- **Data**
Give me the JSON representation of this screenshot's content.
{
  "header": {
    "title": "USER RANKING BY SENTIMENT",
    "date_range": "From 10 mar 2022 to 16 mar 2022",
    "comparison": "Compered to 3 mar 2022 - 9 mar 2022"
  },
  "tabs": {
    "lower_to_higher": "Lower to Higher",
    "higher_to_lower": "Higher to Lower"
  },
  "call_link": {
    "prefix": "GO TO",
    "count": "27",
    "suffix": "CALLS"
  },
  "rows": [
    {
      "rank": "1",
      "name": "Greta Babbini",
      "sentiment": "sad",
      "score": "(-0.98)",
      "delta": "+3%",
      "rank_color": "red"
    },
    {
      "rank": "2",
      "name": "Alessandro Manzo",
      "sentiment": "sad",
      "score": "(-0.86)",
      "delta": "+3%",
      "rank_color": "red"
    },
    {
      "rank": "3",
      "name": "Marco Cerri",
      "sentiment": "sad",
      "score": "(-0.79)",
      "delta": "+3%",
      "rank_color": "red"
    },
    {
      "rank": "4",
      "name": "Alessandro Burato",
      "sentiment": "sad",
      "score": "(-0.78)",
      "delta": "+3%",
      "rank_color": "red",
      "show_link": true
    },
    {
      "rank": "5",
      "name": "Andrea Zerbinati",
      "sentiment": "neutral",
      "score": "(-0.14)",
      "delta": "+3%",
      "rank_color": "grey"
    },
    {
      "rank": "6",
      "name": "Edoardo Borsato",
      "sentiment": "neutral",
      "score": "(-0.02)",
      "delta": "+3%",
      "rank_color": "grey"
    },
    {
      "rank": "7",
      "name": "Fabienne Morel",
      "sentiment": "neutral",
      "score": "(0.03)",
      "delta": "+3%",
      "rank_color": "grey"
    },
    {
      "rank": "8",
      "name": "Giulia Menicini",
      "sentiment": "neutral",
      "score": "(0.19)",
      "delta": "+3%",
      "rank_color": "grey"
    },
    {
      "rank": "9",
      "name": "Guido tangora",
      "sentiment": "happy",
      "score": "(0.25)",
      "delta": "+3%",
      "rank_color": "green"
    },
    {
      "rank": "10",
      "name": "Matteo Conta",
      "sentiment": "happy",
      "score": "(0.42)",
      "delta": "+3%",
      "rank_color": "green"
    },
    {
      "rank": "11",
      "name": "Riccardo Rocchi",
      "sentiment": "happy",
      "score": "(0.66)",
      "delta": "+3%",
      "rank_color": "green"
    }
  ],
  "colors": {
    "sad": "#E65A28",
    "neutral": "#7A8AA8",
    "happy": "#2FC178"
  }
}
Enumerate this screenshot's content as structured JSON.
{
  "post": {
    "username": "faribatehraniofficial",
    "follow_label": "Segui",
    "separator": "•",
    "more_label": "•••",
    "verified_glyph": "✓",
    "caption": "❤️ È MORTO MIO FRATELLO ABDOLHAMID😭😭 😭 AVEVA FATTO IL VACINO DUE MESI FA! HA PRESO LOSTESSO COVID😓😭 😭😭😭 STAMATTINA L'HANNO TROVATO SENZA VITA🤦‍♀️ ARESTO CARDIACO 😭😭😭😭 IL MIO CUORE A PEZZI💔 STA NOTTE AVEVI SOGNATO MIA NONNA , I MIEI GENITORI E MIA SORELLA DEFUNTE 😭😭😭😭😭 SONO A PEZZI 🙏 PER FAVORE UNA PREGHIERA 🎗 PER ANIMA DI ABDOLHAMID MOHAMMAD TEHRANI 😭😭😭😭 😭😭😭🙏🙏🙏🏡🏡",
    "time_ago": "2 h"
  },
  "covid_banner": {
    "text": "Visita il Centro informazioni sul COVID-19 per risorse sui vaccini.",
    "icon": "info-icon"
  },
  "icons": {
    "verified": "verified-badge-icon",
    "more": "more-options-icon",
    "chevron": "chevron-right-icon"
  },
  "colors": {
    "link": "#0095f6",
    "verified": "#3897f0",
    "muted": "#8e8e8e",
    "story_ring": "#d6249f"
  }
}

- **Exercise goal**
Extract every line containing the string "Alessandro" from the material.

- **Exercise answer**
      "name": "Alessandro Manzo",
      "name": "Alessandro Burato",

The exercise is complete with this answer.